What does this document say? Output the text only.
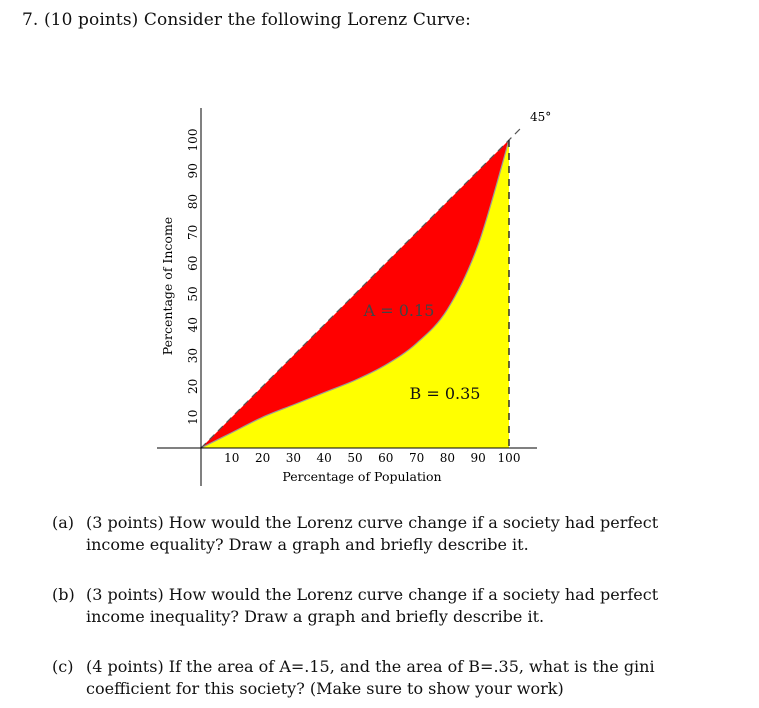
7. (10 points) Consider the following Lorenz Curve:
10 20 30 40 50 60 70 80 90 100
10
20
30
40
50
60
70
80
90
100
Percentage of Population
Percentage of Income
45°
A = 0.15
B = 0.35
(a) (3 points) How would the Lorenz curve change if a society had perfect income equality? Draw a graph and briefly describe it.
(b) (3 points) How would the Lorenz curve change if a society had perfect income inequality? Draw a graph and briefly describe it.
(c) (4 points) If the area of A=.15, and the area of B=.35, what is the gini coefficient for this society? (Make sure to show your work)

Directions for this task ->
Reproduce the entries above exactly. Do not include the images.

Result below ->
What does this document say? Output the text only.
7. (10 points) Consider the following Lorenz Curve:
10 20 30 40 50 60 70 80 90 100
10
20
30
40
50
60
70
80
90
100
Percentage of Population
Percentage of Income
45°
A = 0.15
B = 0.35
(a) (3 points) How would the Lorenz curve change if a society had perfect income equality? Draw a graph and briefly describe it.
(b) (3 points) How would the Lorenz curve change if a society had perfect income inequality? Draw a graph and briefly describe it.
(c) (4 points) If the area of A=.15, and the area of B=.35, what is the gini coefficient for this society? (Make sure to show your work)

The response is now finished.